___ TRECHO CITADO
Pistolas Walther, para a Zona 11: "P38 9mm | 346 k ac 44 | 3375 d c/ 160 b(alas) | Data: 6/10/1962.


Fonte: Casa Comum | Fundação Mário Soares ! Pasta: 07056.009.021 | Título: Pistolas Walther para a Zona 11 | Assunto: Pistolas Walther para a Zona 11.| Data: Sábado, 6 de Outubro de 1962 | Fundo: DAC - Documentos Amílcar Cabrall | Tipo Documental: DocumentosPágina(s): 2


Citação:
(1962), "Pistolas Walther para a Zona 11", Fundação Mário Soares / DAC - Documentos Amílcar Cabral, Disponível HTTP: http://hdl.handle.net/11002/fms_dc_41002 (2024-1-25)


(Com a devida cénia...)


  
1. Mensagem do nosso amigo e  camarada José Macedo  (ex-2º tenente fuzileiro especial, RN, DFE 21, Cacheu e Bolama, 1973/74; nasceu na Praia, Santiago, Cabo Verde, em 1951; vive nos Estados Unidos, onde é advogado; é membro da nossa Tabanca Grande desde 13/2/2008):

Data - quinta, 23/03/2023, 21:31
Assunto - Pistolas Walther


Boas noites, camarada. Espero que lá em casa estejam todos de saúde (parece as cartas do 'Nino' ao Aristides Pereira).

Tenho passado algum tempo a ler,  na Casa Comum, o Arquivo Amilcar Cabral,  e tenho encontrado alguma correspondência em que eram enviadas pistolas Walther para as diferentes Frentes. E como cada pistolas tinha o seu número de série, fico curioso em saber se seria possível identificar as  unidades a que  pertenciam as pistolas que foram capturadas.

Um abraço,

Zeca Macedo

2. Comentário de LG:

Vai ser muito difícil, se não impossível,  a alguém (incluindo o nosso especialista em armamento, o Luís Dias) (*) dar-te uma ajuda no esclarecimento desta questão...
______
___ LISTAGEM DE DADOS
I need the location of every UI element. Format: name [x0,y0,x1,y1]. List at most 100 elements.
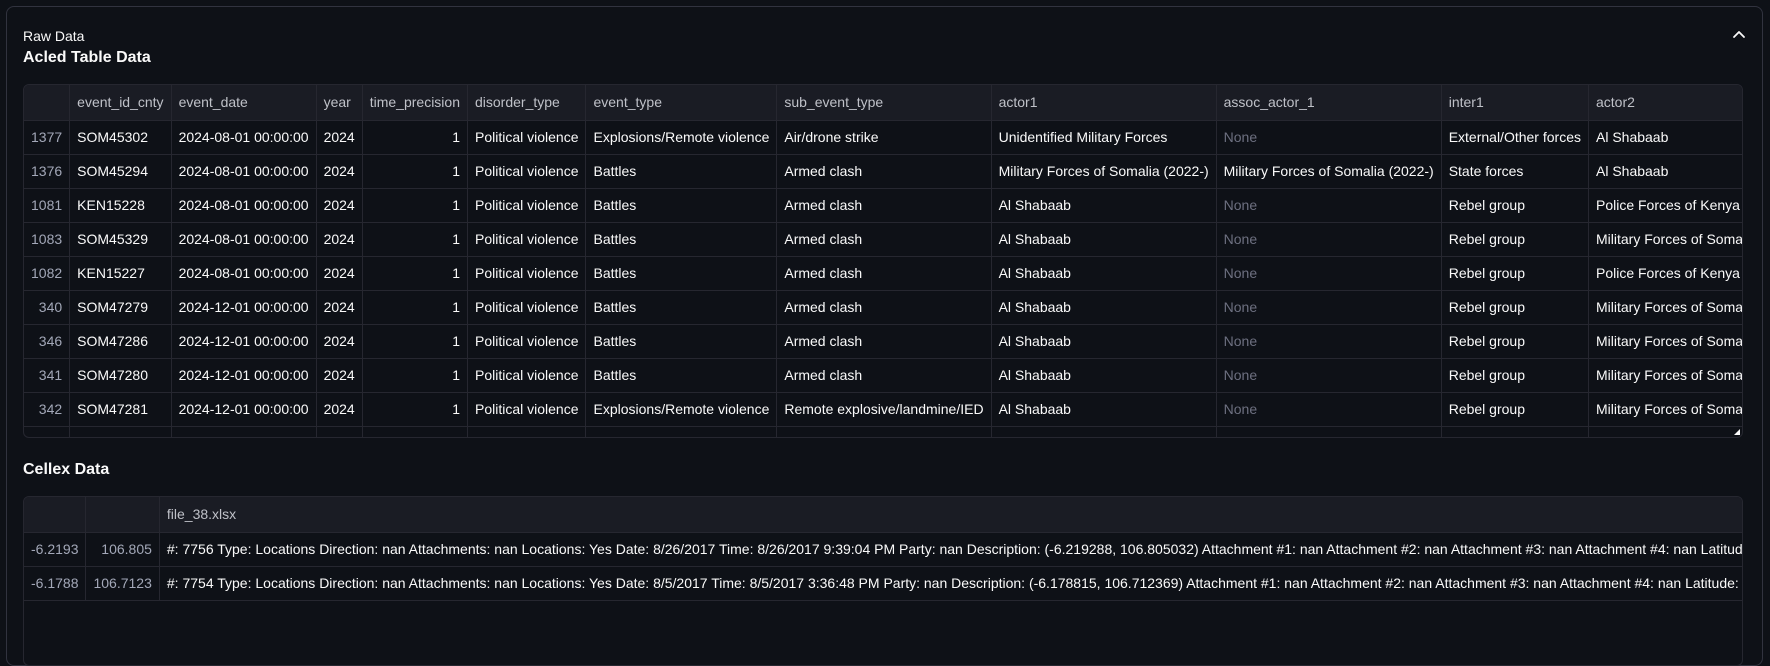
column-header[interactable] [24,85,71,121]
expander-header[interactable]: Raw Data [23,21,1746,51]
table-cell[interactable]: SOM47286 [69,324,172,359]
table-cell[interactable]: 1376 [24,154,71,189]
table-cell[interactable]: Explosions/Remote violence [585,392,778,427]
table-row[interactable]: 1083 SOM45329 2024-08-01 00:00:00 2024 1 Poli… [24,222,1742,257]
table-cell[interactable]: 2024-12-01 00:00:00 [171,392,317,427]
table-cell[interactable]: KEN15227 [69,256,172,291]
table-cell[interactable]: 340 [24,290,71,325]
table-cell[interactable]: Political violence [467,188,587,223]
cellex-data-grid[interactable]: file_38.xlsx -6.2193 106.805 #: 7756 Type:… [23,496,1743,666]
table-row[interactable]: 346 SOM47286 2024-12-01 00:00:00 2024 1 Polit… [24,324,1742,359]
table-cell[interactable]: 2024 [316,188,363,223]
table-cell[interactable]: Al Shabaab [991,426,1217,437]
table-cell[interactable]: Unidentified Military Forces [991,120,1217,155]
column-header[interactable]: sub_event_type [776,85,992,121]
table-cell[interactable]: 2024-12-01 00:00:00 [171,324,317,359]
table-cell[interactable]: 106.805 [85,532,160,567]
table-cell[interactable]: 346 [24,324,71,359]
table-cell[interactable]: 1377 [24,120,71,155]
table-cell[interactable]: Military Forces of Somalia (2022-) [1588,392,1742,427]
table-cell[interactable]: 2024 [316,426,363,437]
table-cell[interactable]: Al Shabaab [1588,154,1742,189]
column-header[interactable] [24,497,87,533]
table-cell[interactable]: 1 [362,290,468,325]
table-cell[interactable]: State forces [1441,154,1589,189]
table-cell[interactable]: 343 [24,426,71,437]
table-cell[interactable]: 1082 [24,256,71,291]
table-cell[interactable]: Political violence [467,222,587,257]
table-cell[interactable]: Al Shabaab [991,290,1217,325]
table-cell[interactable]: Police Forces of Kenya (2022-) [1588,188,1742,223]
table-cell[interactable]: Armed clash [776,358,992,393]
table-cell[interactable]: Political violence [467,426,587,437]
acled-data-grid[interactable]: event_id_cnty event_date year time_precisio… [23,84,1743,438]
table-cell[interactable]: Air/drone strike [776,120,992,155]
column-header[interactable]: event_date [171,85,317,121]
table-cell[interactable]: Rebel group [1441,392,1589,427]
table-cell[interactable]: External/Other forces [1441,120,1589,155]
table-cell[interactable]: SOM45329 [69,222,172,257]
column-header[interactable]: year [316,85,363,121]
table-cell[interactable]: 2024-12-01 00:00:00 [171,358,317,393]
table-cell[interactable]: Al Shabaab [1588,120,1742,155]
table-cell[interactable]: KEN15228 [69,188,172,223]
table-cell[interactable]: 106.7123 [85,566,160,601]
column-header[interactable] [85,497,160,533]
table-cell[interactable]: 341 [24,358,71,393]
table-cell[interactable]: Political violence [467,256,587,291]
table-cell[interactable]: Political violence [467,154,587,189]
table-cell[interactable]: Rebel group [1441,358,1589,393]
table-cell[interactable]: Explosions/Remote violence [585,120,778,155]
table-cell[interactable]: 1 [362,392,468,427]
table-row[interactable]: 343SOM472822024-12-01 00:00:0020241Polit… [24,426,1742,437]
table-cell[interactable]: 2024-08-01 00:00:00 [171,154,317,189]
table-cell[interactable]: Armed clash [776,154,992,189]
table-row[interactable]: 1376 SOM45294 2024-08-01 00:00:00 2024 1 Poli… [24,154,1742,189]
table-row[interactable]: 342 SOM47281 2024-12-01 00:00:00 2024 1 Polit… [24,392,1742,427]
table-cell[interactable]: Military Forces of Somalia (2022-) [1216,154,1442,189]
table-cell[interactable]: Battles [585,188,778,223]
table-row[interactable]: 1082 KEN15227 2024-08-01 00:00:00 2024 1 Poli… [24,256,1742,291]
table-cell[interactable]: Rebel group [1441,324,1589,359]
table-cell[interactable]: 2024 [316,358,363,393]
table-cell[interactable]: #: 7754 Type: Locations Direction: nan A… [159,566,1742,601]
table-cell[interactable]: Al Shabaab [991,392,1217,427]
table-cell[interactable]: Military Forces of Somalia (2022-) [1588,290,1742,325]
table-cell[interactable]: SOM45302 [69,120,172,155]
table-cell[interactable]: None [1216,120,1442,155]
table-cell[interactable]: SOM47280 [69,358,172,393]
column-header[interactable]: inter1 [1441,85,1589,121]
table-cell[interactable]: #: 7756 Type: Locations Direction: nan A… [159,532,1742,567]
table-cell[interactable]: 1 [362,188,468,223]
table-cell[interactable]: Rebel group [1441,290,1589,325]
table-cell[interactable]: Battles [585,324,778,359]
table-cell[interactable]: 2024 [316,222,363,257]
table-cell[interactable]: Armed clash [776,188,992,223]
table-cell[interactable]: 1 [362,154,468,189]
table-cell[interactable]: 2024 [316,120,363,155]
table-cell[interactable]: 1 [362,120,468,155]
table-cell[interactable]: SOM45294 [69,154,172,189]
table-cell[interactable]: Rebel group [1441,222,1589,257]
table-cell[interactable]: Armed clash [776,290,992,325]
table-cell[interactable]: Military Forces of Somalia (2022-) [991,154,1217,189]
table-cell[interactable]: Armed clash [776,256,992,291]
table-cell[interactable]: Rebel group [1441,426,1589,437]
table-cell[interactable]: Rebel group [1441,188,1589,223]
table-cell[interactable]: Remote explosive/landmine/IED [776,392,992,427]
column-header[interactable]: event_type [585,85,778,121]
table-cell[interactable]: None [1216,358,1442,393]
table-cell[interactable]: Al Shabaab [991,256,1217,291]
table-cell[interactable]: Military Forces of Somalia (2022-) [1588,222,1742,257]
table-cell[interactable]: Military Forces of Somalia (2022-) [1588,358,1742,393]
table-cell[interactable]: Al Shabaab [991,188,1217,223]
table-cell[interactable]: Military Forces of Somalia (2022-) [1588,426,1742,437]
table-cell[interactable]: Battles [585,222,778,257]
table-cell[interactable]: 2024 [316,324,363,359]
column-header[interactable]: event_id_cnty [69,85,172,121]
table-cell[interactable]: None [1216,392,1442,427]
table-cell[interactable]: Rebel group [1441,256,1589,291]
table-cell[interactable]: 2024-12-01 00:00:00 [171,290,317,325]
column-header[interactable]: time_precision [362,85,468,121]
column-header[interactable]: disorder_type [467,85,587,121]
______
INSTRUÇÕES DAS TAREFAS ▸
1/ Responda a estas perguntas com base no texto sobre as pistolas Walther:
(a) Em que data foi feito o documento "Pistolas Walther para a Zona 11"?
(b) Em que país vive José Macedo e qual é a sua profissão?
(c) Quem é apontado como especialista em armamento?
2/ Reescreva tudo desde "(Com a devida" até "ao Aristides Pereira)." no texto sobre as pistolas Walther, substituindo "advogado" por "engenheiro".
A listagem não tem qualquer relação com o texto sobre as pistolas Walther.

RESULTADOS DO EXERCÍCIO ▸
1/
(a) Sábado, 6 de outubro de 1962.
(b) Vive nos Estados Unidos e é advogado.
(c) Luís Dias.

2/
(Com a devida cénia...)


  
1. Mensagem do nosso amigo e  camarada José Macedo  (ex-2º tenente fuzileiro especial, RN, DFE 21, Cacheu e Bolama, 1973/74; nasceu na Praia, Santiago, Cabo Verde, em 1951; vive nos Estados Unidos, onde é engenheiro; é membro da nossa Tabanca Grande desde 13/2/2008):

Data - quinta, 23/03/2023, 21:31
Assunto - Pistolas Walther


Boas noites, camarada. Espero que lá em casa estejam todos de saúde (parece as cartas do 'Nino' ao Aristides Pereira).